- [The request]:
Extract every line where the string "color" appears.

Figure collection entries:
-- -- --

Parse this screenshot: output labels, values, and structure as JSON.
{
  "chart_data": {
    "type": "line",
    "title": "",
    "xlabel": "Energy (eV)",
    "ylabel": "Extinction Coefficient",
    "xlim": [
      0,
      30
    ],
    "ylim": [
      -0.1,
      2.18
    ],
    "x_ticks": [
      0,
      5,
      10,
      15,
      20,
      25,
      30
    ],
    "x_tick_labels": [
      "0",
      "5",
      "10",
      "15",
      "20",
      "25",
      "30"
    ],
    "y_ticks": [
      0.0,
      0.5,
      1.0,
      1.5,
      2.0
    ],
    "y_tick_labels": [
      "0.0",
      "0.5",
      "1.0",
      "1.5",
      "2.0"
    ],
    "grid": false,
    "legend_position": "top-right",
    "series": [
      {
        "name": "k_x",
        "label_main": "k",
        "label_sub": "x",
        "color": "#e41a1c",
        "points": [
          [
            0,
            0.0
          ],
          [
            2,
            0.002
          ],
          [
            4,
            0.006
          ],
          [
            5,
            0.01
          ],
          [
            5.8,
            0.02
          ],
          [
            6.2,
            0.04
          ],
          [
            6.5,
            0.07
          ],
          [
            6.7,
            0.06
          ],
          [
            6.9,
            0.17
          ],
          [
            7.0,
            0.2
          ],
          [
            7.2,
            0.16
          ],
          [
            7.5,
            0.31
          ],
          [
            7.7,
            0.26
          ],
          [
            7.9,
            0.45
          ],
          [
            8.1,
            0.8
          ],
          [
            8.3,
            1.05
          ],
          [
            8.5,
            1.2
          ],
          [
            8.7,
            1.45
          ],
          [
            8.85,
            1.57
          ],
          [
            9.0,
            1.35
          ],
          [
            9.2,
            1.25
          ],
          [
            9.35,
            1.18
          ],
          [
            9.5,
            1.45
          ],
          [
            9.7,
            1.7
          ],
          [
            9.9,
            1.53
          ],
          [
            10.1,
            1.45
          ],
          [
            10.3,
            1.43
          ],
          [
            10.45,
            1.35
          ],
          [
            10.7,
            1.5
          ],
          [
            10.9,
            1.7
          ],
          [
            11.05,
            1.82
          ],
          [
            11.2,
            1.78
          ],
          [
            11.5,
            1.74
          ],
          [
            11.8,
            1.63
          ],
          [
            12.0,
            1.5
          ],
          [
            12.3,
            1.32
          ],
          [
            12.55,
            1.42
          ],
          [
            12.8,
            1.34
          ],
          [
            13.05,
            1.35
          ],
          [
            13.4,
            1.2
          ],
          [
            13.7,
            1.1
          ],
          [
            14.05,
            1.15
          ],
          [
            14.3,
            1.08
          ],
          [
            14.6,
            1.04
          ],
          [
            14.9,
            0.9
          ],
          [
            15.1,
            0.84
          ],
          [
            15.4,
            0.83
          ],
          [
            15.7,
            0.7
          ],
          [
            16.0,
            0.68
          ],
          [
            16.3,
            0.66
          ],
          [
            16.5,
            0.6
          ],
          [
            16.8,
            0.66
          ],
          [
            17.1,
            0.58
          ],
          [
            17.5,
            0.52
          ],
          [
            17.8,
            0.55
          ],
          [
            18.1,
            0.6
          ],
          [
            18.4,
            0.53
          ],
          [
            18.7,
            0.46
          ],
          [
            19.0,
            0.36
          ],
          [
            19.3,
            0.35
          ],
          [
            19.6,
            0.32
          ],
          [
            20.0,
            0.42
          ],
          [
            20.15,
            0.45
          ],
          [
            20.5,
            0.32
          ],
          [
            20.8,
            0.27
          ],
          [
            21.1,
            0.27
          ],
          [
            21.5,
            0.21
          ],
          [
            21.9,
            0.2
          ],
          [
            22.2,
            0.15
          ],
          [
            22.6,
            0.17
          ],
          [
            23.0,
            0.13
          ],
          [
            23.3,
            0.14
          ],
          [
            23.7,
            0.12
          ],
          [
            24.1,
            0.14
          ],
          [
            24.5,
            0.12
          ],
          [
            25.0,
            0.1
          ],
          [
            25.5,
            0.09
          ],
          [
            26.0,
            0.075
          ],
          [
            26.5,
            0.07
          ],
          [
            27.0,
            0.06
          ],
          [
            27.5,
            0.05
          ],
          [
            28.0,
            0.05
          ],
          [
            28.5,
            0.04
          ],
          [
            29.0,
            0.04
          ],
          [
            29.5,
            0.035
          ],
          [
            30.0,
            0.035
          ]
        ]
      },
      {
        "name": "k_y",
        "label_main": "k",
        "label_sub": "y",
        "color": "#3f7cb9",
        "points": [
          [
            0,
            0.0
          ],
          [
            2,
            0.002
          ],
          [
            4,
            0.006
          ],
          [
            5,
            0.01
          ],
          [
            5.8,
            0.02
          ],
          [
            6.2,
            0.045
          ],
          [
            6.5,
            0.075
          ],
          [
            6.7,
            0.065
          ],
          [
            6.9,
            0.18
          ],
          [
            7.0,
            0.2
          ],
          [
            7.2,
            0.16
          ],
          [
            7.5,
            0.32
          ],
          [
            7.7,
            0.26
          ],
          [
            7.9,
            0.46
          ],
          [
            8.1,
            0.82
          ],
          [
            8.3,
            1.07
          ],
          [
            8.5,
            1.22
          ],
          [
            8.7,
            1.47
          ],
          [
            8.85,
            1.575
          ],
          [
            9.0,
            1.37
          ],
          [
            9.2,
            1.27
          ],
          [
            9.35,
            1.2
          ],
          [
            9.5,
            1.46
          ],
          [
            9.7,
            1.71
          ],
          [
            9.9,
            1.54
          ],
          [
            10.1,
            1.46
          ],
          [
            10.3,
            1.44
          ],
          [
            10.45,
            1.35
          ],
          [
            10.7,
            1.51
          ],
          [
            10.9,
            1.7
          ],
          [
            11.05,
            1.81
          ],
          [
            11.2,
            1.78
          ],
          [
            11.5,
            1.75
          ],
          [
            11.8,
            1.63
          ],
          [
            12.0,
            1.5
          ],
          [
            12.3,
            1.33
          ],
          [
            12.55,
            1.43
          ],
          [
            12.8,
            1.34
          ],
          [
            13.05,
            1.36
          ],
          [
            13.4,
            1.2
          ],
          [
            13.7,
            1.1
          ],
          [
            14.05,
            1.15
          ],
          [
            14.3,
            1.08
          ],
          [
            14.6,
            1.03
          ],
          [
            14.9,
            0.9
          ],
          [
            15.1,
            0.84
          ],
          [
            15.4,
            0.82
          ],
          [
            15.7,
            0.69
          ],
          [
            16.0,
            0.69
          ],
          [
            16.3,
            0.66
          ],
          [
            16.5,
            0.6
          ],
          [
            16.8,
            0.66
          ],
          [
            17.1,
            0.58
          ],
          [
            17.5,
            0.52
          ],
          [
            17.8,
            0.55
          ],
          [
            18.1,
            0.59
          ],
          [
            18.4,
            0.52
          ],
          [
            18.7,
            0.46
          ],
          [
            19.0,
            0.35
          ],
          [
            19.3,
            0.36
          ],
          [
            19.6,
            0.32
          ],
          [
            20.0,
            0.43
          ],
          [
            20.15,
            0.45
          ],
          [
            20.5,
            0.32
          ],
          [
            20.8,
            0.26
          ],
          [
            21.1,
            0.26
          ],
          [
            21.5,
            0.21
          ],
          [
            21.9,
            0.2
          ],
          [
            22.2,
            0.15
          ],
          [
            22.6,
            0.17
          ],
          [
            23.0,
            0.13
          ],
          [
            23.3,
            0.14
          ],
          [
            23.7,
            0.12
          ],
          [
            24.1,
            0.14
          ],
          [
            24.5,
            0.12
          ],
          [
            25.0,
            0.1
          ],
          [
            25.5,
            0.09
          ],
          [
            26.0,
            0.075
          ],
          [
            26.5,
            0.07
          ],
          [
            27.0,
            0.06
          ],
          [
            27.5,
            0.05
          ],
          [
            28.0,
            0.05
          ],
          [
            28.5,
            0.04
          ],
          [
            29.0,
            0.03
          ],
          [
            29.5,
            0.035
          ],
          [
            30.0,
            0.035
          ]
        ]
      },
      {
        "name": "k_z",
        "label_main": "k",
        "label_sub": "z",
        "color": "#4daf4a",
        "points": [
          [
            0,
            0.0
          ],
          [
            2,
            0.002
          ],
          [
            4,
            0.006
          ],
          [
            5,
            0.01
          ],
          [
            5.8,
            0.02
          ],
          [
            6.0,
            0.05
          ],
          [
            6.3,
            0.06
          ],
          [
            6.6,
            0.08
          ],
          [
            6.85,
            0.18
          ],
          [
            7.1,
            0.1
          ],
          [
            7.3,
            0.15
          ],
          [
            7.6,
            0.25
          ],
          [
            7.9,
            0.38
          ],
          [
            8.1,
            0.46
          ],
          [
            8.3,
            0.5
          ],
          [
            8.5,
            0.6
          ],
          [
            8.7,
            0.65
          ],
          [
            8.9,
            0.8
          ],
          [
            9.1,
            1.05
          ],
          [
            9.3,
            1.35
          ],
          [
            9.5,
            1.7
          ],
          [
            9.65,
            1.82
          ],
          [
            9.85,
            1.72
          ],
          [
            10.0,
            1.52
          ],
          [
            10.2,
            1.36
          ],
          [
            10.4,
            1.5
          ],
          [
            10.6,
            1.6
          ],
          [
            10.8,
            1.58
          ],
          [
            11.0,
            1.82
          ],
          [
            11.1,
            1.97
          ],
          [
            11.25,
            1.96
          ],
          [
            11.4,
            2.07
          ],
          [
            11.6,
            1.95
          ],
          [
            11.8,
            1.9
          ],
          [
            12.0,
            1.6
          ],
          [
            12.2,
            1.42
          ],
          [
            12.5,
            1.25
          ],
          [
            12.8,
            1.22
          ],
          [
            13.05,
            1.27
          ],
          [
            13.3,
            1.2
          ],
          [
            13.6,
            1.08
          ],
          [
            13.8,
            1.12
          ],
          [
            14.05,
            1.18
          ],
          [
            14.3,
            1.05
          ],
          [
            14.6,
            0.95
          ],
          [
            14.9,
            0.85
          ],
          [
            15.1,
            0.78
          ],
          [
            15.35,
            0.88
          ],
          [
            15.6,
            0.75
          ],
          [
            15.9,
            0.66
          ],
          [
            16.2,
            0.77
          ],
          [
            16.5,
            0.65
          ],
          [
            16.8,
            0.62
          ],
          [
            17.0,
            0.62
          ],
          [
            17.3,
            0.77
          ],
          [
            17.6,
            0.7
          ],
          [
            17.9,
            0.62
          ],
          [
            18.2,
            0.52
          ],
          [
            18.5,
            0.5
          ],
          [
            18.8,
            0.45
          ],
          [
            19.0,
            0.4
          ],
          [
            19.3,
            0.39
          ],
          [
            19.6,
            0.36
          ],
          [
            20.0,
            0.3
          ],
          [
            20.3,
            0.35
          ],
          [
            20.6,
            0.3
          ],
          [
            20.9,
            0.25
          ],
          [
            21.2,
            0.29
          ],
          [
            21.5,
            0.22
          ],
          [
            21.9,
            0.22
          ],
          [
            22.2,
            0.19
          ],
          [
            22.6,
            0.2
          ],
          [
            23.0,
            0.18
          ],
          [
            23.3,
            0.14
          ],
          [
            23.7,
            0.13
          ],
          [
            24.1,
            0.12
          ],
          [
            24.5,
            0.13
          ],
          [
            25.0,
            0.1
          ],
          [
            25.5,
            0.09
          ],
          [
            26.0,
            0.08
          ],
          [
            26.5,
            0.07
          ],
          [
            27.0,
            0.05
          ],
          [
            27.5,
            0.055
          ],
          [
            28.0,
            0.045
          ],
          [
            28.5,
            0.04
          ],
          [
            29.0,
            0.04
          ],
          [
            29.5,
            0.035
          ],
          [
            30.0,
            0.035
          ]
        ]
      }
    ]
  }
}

-- -- --

- [Finished task]:
        "color": "#e41a1c",
        "color": "#3f7cb9",
        "color": "#4daf4a",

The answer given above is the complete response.